[START OF Exercise input]
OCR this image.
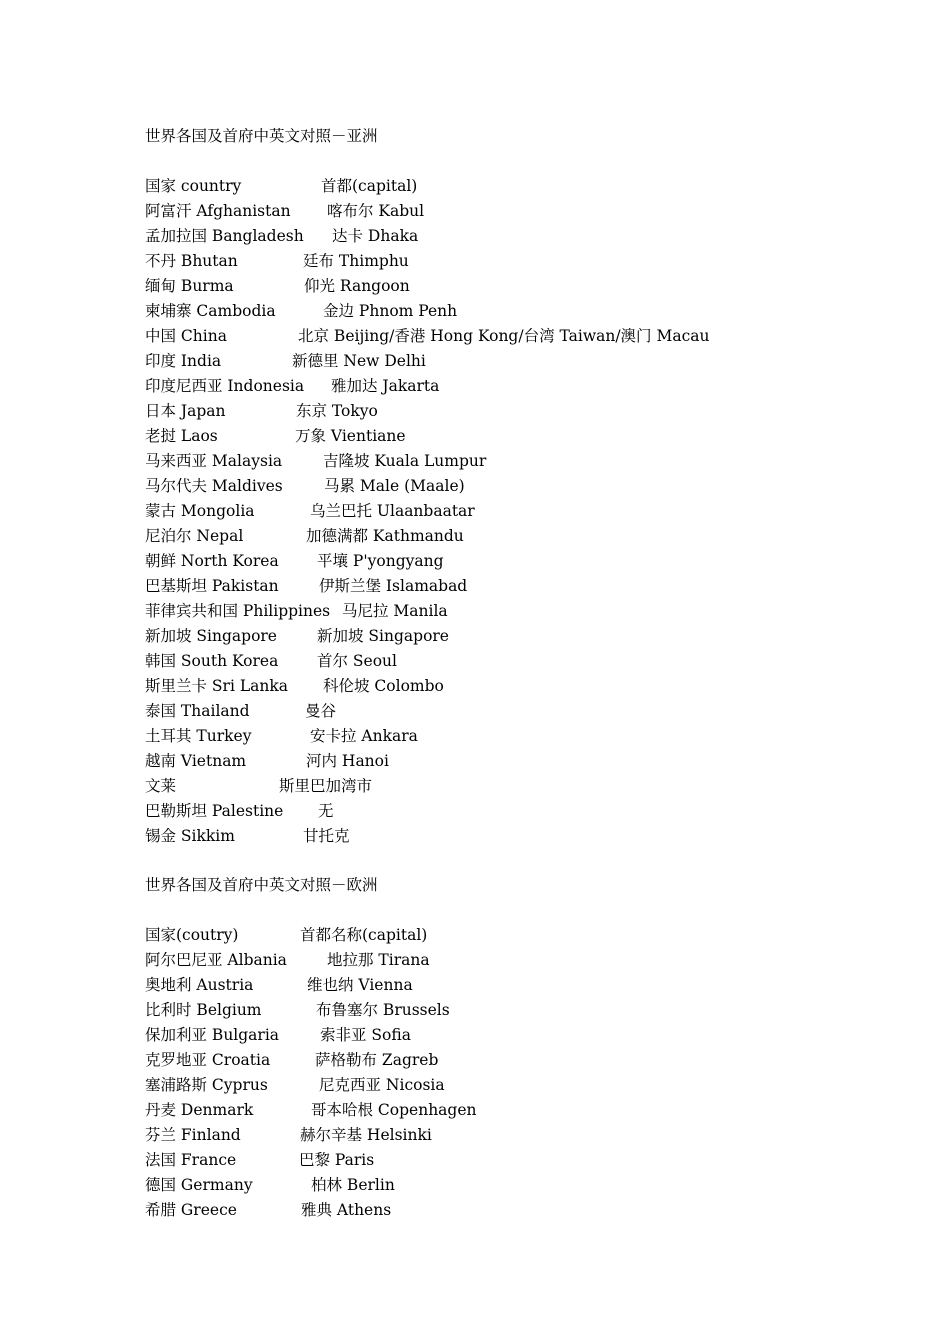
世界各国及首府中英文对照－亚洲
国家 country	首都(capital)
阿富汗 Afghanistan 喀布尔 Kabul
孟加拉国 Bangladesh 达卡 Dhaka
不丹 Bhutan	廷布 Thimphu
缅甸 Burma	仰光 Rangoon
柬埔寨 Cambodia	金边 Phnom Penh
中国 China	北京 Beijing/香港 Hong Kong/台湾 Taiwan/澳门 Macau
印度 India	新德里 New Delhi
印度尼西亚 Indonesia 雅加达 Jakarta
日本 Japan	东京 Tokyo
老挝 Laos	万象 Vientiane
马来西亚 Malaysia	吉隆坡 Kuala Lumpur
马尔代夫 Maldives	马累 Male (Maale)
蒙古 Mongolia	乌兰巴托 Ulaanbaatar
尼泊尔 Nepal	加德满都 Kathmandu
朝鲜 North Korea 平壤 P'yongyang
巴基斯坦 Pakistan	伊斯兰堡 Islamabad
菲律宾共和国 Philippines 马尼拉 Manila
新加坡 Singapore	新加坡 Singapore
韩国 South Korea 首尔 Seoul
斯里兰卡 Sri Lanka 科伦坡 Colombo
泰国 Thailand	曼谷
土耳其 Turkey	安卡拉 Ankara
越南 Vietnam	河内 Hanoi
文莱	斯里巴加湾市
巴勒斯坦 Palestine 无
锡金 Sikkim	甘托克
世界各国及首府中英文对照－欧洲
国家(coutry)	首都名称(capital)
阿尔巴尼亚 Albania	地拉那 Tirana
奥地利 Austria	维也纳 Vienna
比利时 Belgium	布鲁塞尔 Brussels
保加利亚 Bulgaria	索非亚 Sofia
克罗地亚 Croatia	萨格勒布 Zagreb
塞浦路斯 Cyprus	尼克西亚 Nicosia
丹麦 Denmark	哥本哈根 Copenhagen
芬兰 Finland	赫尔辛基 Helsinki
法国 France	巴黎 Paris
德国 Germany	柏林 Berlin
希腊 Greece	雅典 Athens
[END OF Exercise input]
[START OF Exercise input]
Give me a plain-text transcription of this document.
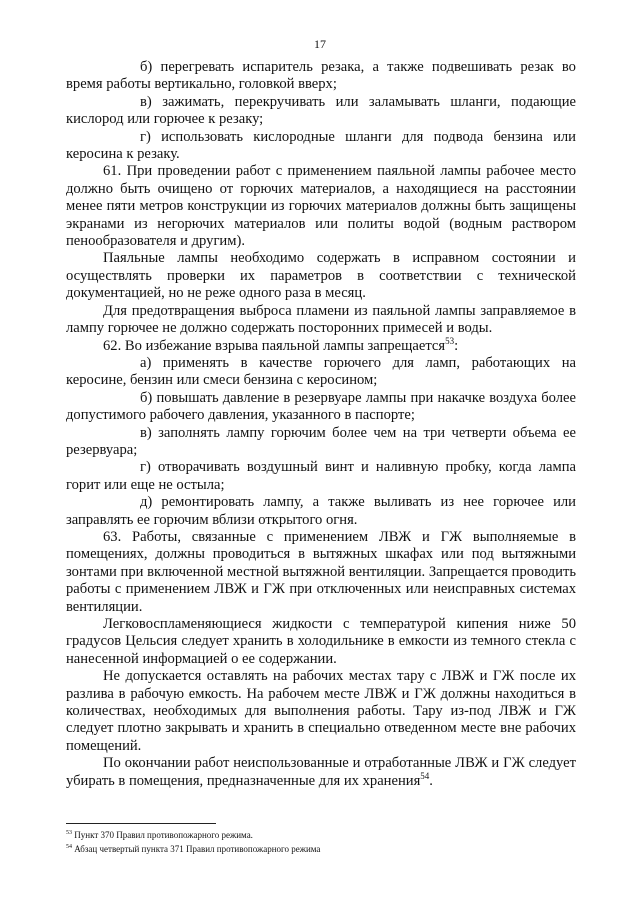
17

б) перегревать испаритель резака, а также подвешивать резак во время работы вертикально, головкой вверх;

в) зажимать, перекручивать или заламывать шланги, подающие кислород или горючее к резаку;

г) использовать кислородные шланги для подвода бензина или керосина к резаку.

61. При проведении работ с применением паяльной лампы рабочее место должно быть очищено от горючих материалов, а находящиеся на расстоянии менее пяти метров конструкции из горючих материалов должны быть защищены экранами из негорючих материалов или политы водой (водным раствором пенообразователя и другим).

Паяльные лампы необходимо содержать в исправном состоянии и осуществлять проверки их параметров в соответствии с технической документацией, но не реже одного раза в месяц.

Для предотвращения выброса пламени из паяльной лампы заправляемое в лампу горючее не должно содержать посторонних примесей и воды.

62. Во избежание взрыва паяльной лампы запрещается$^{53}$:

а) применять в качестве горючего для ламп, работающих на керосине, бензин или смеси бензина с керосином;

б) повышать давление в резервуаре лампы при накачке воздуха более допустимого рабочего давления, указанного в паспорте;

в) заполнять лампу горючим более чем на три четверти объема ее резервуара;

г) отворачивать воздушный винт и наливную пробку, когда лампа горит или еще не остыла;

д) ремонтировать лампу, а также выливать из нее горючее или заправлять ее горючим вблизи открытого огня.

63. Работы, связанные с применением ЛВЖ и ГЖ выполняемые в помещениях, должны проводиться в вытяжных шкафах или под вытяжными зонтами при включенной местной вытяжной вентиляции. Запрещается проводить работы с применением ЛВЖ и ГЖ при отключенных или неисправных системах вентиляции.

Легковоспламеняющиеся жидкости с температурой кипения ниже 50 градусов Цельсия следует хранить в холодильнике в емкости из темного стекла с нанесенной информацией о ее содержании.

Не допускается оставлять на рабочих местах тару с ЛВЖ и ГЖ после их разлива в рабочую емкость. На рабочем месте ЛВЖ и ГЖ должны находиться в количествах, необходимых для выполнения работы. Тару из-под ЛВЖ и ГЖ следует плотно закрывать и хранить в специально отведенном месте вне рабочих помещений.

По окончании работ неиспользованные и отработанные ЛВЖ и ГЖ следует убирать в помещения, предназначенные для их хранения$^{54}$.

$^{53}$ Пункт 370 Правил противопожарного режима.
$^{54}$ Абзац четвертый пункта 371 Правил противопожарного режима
[END OF Exercise input]
◆ Objective
Look through the listing and extract every line with "capital" in it.

◆ Result
国家 country	首都(capital)
国家(coutry)	首都名称(capital)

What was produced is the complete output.